[ABOUT THIS TASK] Where the word "GREZZA" shows up in a line below, that line is counted. State how many lines are counted, without any other words.

(Transcribed page data)
•••••

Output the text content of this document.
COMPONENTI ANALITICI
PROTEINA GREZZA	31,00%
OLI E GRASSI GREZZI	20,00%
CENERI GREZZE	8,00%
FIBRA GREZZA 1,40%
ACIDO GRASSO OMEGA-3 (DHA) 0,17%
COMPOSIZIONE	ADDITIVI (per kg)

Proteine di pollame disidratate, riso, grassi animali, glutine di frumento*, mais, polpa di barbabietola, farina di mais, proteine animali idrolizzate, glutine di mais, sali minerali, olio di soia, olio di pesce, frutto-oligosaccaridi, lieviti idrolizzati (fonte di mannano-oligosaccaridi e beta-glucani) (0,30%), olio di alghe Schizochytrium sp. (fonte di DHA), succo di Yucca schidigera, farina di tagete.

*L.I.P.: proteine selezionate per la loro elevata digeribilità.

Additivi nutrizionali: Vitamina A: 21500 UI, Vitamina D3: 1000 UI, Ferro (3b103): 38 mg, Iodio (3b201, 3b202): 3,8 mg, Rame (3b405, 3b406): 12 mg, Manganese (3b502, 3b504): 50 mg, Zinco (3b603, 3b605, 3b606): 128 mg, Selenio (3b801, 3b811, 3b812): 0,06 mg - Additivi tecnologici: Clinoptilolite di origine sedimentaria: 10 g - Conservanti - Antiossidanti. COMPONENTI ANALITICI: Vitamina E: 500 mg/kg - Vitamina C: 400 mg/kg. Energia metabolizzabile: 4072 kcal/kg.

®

•••••

[RESPONSE AREA] 2